Problem. Scan the data below. Pull out each line where "high" occurs.

————

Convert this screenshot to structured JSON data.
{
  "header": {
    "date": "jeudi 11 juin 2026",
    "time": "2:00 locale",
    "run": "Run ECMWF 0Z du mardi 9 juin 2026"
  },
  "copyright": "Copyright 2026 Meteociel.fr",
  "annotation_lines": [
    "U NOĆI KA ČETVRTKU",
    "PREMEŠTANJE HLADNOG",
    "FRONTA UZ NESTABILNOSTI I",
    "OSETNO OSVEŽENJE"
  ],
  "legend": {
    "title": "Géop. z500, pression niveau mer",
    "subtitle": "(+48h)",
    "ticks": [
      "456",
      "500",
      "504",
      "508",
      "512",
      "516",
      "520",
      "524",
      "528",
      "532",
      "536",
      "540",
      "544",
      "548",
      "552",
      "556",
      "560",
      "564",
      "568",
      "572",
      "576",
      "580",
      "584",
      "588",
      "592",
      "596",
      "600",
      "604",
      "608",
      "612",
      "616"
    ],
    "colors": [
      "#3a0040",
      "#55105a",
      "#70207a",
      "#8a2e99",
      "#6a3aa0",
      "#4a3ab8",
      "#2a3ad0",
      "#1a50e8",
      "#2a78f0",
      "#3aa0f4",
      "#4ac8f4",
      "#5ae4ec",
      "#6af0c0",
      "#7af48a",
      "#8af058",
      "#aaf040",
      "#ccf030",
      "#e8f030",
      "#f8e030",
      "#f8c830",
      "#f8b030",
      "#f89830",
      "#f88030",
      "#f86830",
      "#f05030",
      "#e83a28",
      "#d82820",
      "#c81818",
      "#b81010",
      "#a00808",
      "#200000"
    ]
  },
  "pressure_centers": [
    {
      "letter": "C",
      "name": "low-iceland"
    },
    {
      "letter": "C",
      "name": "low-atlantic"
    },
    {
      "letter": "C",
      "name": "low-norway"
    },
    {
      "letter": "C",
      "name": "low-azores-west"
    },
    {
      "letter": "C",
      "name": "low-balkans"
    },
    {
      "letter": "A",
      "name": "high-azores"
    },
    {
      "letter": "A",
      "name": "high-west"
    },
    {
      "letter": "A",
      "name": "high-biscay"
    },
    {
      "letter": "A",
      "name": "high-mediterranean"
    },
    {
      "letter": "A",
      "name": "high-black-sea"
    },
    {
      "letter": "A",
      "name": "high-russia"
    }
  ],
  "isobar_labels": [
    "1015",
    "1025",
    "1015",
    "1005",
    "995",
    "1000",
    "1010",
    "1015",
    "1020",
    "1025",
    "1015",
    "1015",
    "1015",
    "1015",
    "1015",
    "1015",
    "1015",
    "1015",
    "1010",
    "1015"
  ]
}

————

Solved problem.
      "name": "high-azores"
      "name": "high-west"
      "name": "high-biscay"
      "name": "high-mediterranean"
      "name": "high-black-sea"
      "name": "high-russia"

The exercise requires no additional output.